◆ Given instruction:
Your answer should be one number: how many lines of the records hold the string "artist".

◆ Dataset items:

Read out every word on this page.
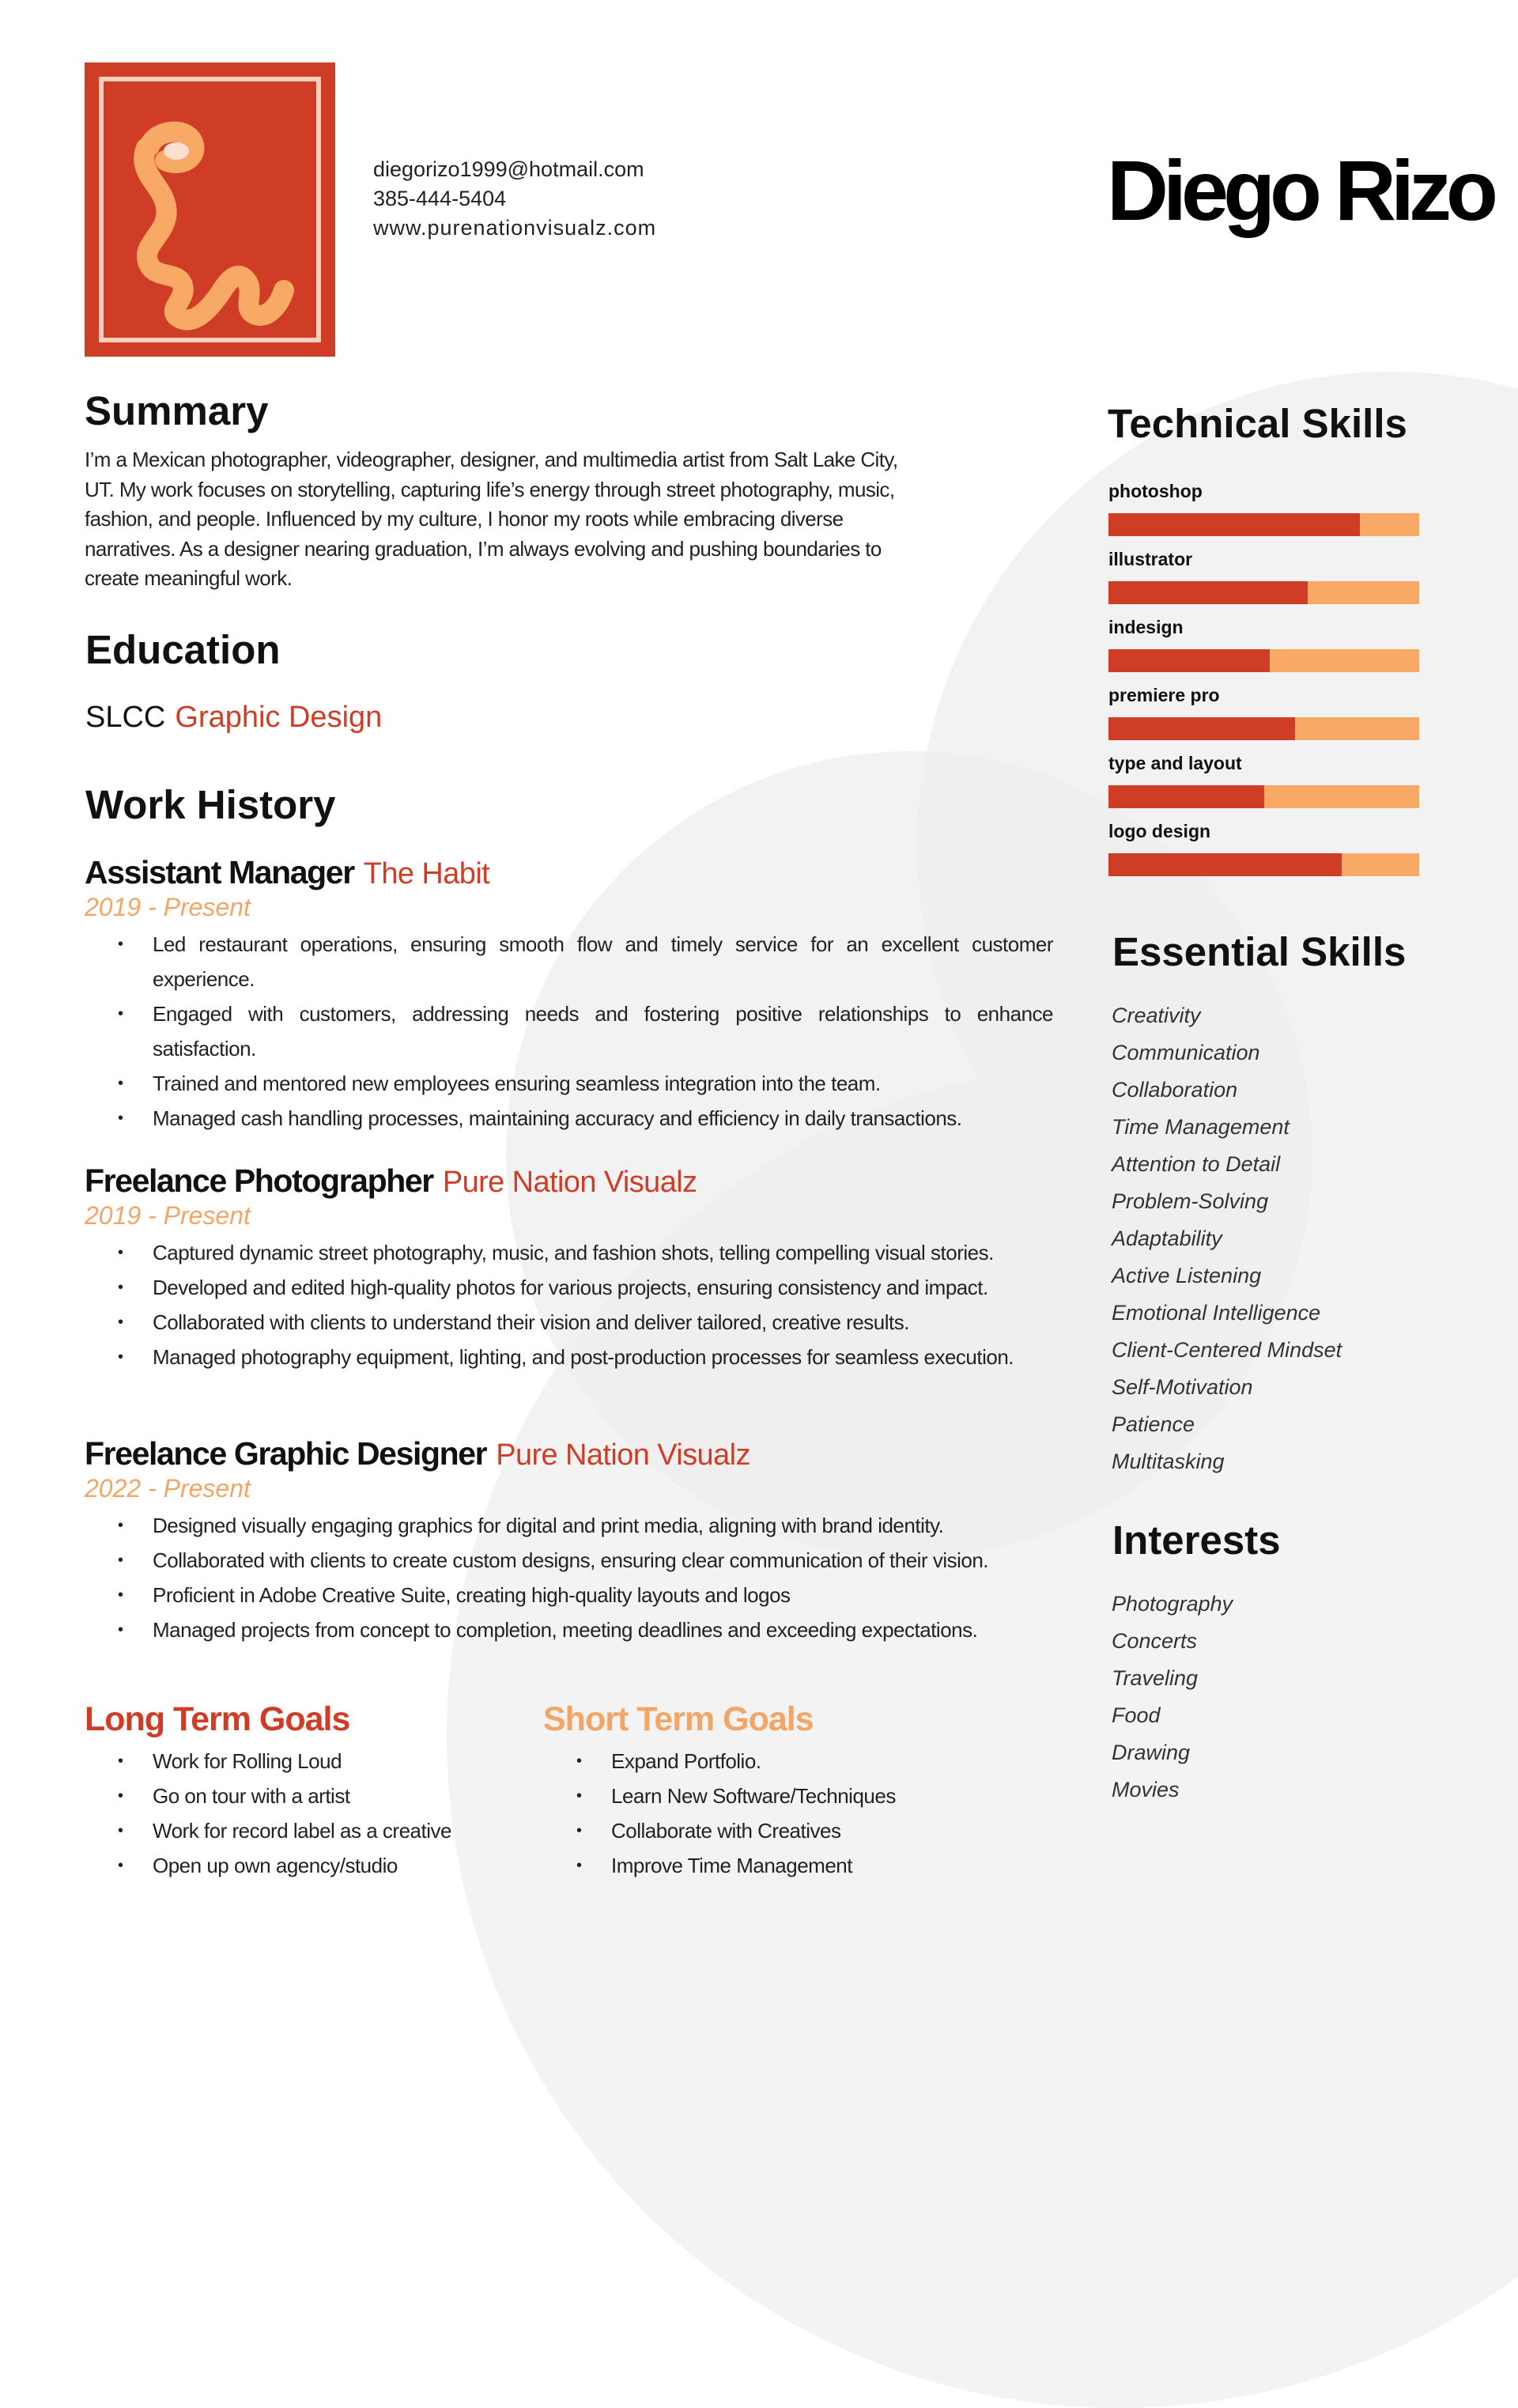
diegorizo1999@hotmail.com
385-444-5404
www.purenationvisualz.com	Diego Rizo
Summary
I’m a Mexican photographer, videographer, designer, and multimedia artist from Salt Lake City, UT. My work focuses on storytelling, capturing life’s energy through street photography, music, fashion, and people. Influenced by my culture, I honor my roots while embracing diverse narratives. As a designer nearing graduation, I’m always evolving and pushing boundaries to create meaningful work.
Education
SLCC Graphic Design
Work History
Assistant Manager The Habit
2019 - Present
• Led restaurant operations, ensuring smooth flow and timely service for an excellent customer experience.
• Engaged with customers, addressing needs and fostering positive relationships to enhance satisfaction.
• Trained and mentored new employees ensuring seamless integration into the team.
• Managed cash handling processes, maintaining accuracy and efficiency in daily transactions.
Freelance Photographer Pure Nation Visualz
2019 - Present
• Captured dynamic street photography, music, and fashion shots, telling compelling visual stories.
• Developed and edited high-quality photos for various projects, ensuring consistency and impact.
• Collaborated with clients to understand their vision and deliver tailored, creative results.
• Managed photography equipment, lighting, and post-production processes for seamless execution.
Freelance Graphic Designer Pure Nation Visualz
2022 - Present
• Designed visually engaging graphics for digital and print media, aligning with brand identity.
• Collaborated with clients to create custom designs, ensuring clear communication of their vision.
• Proficient in Adobe Creative Suite, creating high-quality layouts and logos
• Managed projects from concept to completion, meeting deadlines and exceeding expectations.
Long Term Goals
• Work for Rolling Loud
• Go on tour with a artist
• Work for record label as a creative
• Open up own agency/studio
Short Term Goals
• Expand Portfolio.
• Learn New Software/Techniques
• Collaborate with Creatives
• Improve Time Management
Technical Skills
photoshop
illustrator
indesign
premiere pro
type and layout
logo design
Essential Skills
Creativity
Communication
Collaboration
Time Management
Attention to Detail
Problem-Solving
Adaptability
Active Listening
Emotional Intelligence
Client-Centered Mindset
Self-Motivation
Patience
Multitasking
Interests
Photography
Concerts
Traveling
Food
Drawing
Movies
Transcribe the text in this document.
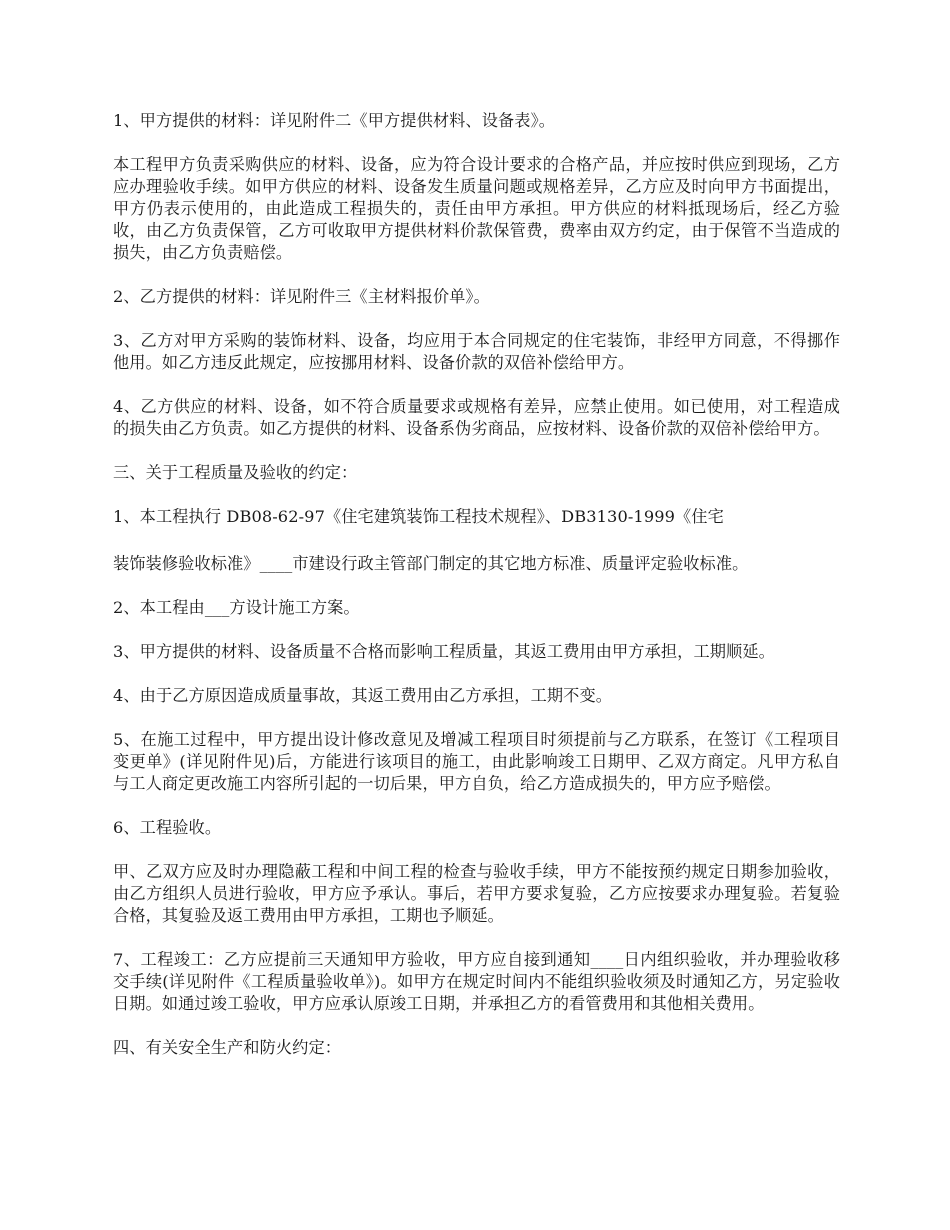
1、甲方提供的材料：详见附件二《甲方提供材料、设备表》。

本工程甲方负责采购供应的材料、设备，应为符合设计要求的合格产品，并应按时供应到现场，乙方应办理验收手续。如甲方供应的材料、设备发生质量问题或规格差异，乙方应及时向甲方书面提出，甲方仍表示使用的，由此造成工程损失的，责任由甲方承担。甲方供应的材料抵现场后，经乙方验收，由乙方负责保管，乙方可收取甲方提供材料价款保管费，费率由双方约定，由于保管不当造成的损失，由乙方负责赔偿。

2、乙方提供的材料：详见附件三《主材料报价单》。

3、乙方对甲方采购的装饰材料、设备，均应用于本合同规定的住宅装饰，非经甲方同意，不得挪作他用。如乙方违反此规定，应按挪用材料、设备价款的双倍补偿给甲方。

4、乙方供应的材料、设备，如不符合质量要求或规格有差异，应禁止使用。如已使用，对工程造成的损失由乙方负责。如乙方提供的材料、设备系伪劣商品，应按材料、设备价款的双倍补偿给甲方。

三、关于工程质量及验收的约定：

1、本工程执行 DB08-62-97《住宅建筑装饰工程技术规程》、DB3130-1999《住宅

装饰装修验收标准》____市建设行政主管部门制定的其它地方标准、质量评定验收标准。

2、本工程由___方设计施工方案。

3、甲方提供的材料、设备质量不合格而影响工程质量，其返工费用由甲方承担，工期顺延。

4、由于乙方原因造成质量事故，其返工费用由乙方承担，工期不变。

5、在施工过程中，甲方提出设计修改意见及增减工程项目时须提前与乙方联系，在签订《工程项目变更单》(详见附件见)后，方能进行该项目的施工，由此影响竣工日期甲、乙双方商定。凡甲方私自与工人商定更改施工内容所引起的一切后果，甲方自负，给乙方造成损失的，甲方应予赔偿。

6、工程验收。

甲、乙双方应及时办理隐蔽工程和中间工程的检查与验收手续，甲方不能按预约规定日期参加验收，由乙方组织人员进行验收，甲方应予承认。事后，若甲方要求复验，乙方应按要求办理复验。若复验合格，其复验及返工费用由甲方承担，工期也予顺延。

7、工程竣工：乙方应提前三天通知甲方验收，甲方应自接到通知____日内组织验收，并办理验收移交手续(详见附件《工程质量验收单》)。如甲方在规定时间内不能组织验收须及时通知乙方，另定验收日期。如通过竣工验收，甲方应承认原竣工日期，并承担乙方的看管费用和其他相关费用。

四、有关安全生产和防火约定：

◆ Output of the task:
2